■ Available data
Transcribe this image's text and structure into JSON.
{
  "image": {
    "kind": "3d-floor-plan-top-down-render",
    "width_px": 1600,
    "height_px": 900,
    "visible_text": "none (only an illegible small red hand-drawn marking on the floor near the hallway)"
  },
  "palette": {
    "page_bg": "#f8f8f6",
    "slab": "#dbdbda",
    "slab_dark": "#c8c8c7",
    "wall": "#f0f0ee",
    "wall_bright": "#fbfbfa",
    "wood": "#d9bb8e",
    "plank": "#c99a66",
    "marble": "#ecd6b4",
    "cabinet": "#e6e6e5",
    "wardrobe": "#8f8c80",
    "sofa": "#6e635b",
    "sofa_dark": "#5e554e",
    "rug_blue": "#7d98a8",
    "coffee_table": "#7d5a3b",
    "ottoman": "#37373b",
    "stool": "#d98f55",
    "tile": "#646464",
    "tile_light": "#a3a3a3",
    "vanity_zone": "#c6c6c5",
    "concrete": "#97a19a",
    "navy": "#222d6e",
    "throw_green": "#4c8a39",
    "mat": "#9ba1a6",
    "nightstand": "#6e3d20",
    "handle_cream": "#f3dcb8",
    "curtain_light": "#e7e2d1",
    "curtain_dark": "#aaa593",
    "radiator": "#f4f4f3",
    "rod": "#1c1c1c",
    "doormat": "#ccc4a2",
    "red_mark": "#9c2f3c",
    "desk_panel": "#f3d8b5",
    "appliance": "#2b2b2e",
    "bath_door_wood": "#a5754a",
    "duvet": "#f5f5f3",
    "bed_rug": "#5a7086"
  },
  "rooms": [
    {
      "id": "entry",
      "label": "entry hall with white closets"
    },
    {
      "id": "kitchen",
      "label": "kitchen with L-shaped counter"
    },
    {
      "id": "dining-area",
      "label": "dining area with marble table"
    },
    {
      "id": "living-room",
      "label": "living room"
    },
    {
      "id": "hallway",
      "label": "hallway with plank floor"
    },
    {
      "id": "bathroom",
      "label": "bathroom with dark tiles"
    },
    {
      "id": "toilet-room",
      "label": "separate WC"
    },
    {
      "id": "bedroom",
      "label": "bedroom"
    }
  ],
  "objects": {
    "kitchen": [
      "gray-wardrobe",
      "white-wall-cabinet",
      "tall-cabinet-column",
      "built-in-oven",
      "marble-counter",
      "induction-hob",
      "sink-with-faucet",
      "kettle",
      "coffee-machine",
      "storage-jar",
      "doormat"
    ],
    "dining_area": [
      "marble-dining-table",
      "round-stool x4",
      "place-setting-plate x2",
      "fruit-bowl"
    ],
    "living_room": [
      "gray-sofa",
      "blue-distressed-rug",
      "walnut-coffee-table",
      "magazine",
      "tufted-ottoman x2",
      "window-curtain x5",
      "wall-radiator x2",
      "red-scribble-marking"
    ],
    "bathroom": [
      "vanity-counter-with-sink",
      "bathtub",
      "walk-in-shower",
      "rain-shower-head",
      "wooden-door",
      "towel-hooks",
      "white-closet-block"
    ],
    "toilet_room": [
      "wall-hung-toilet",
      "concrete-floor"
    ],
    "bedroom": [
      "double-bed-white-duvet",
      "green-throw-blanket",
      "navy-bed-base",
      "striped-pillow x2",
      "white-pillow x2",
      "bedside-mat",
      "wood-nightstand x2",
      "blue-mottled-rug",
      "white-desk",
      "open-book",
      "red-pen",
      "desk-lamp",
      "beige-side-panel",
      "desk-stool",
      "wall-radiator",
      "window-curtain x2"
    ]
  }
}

■ Short exercise
Among the lines above, how many contain the string "counter"? State the number alone.

■ Exercise result
3